▼
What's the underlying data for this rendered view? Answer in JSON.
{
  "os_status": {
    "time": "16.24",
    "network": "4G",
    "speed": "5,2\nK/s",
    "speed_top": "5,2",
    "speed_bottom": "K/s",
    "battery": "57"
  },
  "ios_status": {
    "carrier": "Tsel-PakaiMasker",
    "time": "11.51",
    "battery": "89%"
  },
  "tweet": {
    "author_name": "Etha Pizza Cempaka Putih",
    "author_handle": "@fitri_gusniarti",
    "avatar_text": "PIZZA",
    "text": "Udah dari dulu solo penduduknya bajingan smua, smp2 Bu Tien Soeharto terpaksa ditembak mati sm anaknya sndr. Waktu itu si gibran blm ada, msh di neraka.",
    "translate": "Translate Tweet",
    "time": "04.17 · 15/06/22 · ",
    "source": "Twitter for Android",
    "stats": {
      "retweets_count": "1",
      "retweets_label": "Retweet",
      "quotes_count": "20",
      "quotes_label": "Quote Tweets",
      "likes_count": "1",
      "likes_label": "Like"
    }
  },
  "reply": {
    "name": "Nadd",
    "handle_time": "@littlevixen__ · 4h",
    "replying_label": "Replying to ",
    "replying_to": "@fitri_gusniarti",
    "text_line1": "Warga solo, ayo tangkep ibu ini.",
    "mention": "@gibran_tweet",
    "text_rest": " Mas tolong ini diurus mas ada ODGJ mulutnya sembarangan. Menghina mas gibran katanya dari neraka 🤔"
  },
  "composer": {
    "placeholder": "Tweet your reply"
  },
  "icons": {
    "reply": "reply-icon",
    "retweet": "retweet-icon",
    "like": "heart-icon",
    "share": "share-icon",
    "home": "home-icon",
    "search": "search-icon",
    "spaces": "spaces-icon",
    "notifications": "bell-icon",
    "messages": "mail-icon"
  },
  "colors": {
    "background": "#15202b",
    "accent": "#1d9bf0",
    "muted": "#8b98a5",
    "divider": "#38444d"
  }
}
▲
**Short problem**
All of the entries need to be reproduced exactly; please write them out.

**Exercise answer**
What's the underlying data for this rendered view? Answer in JSON.
{
  "os_status": {
    "time": "16.24",
    "network": "4G",
    "speed": "5,2\nK/s",
    "speed_top": "5,2",
    "speed_bottom": "K/s",
    "battery": "57"
  },
  "ios_status": {
    "carrier": "Tsel-PakaiMasker",
    "time": "11.51",
    "battery": "89%"
  },
  "tweet": {
    "author_name": "Etha Pizza Cempaka Putih",
    "author_handle": "@fitri_gusniarti",
    "avatar_text": "PIZZA",
    "text": "Udah dari dulu solo penduduknya bajingan smua, smp2 Bu Tien Soeharto terpaksa ditembak mati sm anaknya sndr. Waktu itu si gibran blm ada, msh di neraka.",
    "translate": "Translate Tweet",
    "time": "04.17 · 15/06/22 · ",
    "source": "Twitter for Android",
    "stats": {
      "retweets_count": "1",
      "retweets_label": "Retweet",
      "quotes_count": "20",
      "quotes_label": "Quote Tweets",
      "likes_count": "1",
      "likes_label": "Like"
    }
  },
  "reply": {
    "name": "Nadd",
    "handle_time": "@littlevixen__ · 4h",
    "replying_label": "Replying to ",
    "replying_to": "@fitri_gusniarti",
    "text_line1": "Warga solo, ayo tangkep ibu ini.",
    "mention": "@gibran_tweet",
    "text_rest": " Mas tolong ini diurus mas ada ODGJ mulutnya sembarangan. Menghina mas gibran katanya dari neraka 🤔"
  },
  "composer": {
    "placeholder": "Tweet your reply"
  },
  "icons": {
    "reply": "reply-icon",
    "retweet": "retweet-icon",
    "like": "heart-icon",
    "share": "share-icon",
    "home": "home-icon",
    "search": "search-icon",
    "spaces": "spaces-icon",
    "notifications": "bell-icon",
    "messages": "mail-icon"
  },
  "colors": {
    "background": "#15202b",
    "accent": "#1d9bf0",
    "muted": "#8b98a5",
    "divider": "#38444d"
  }
}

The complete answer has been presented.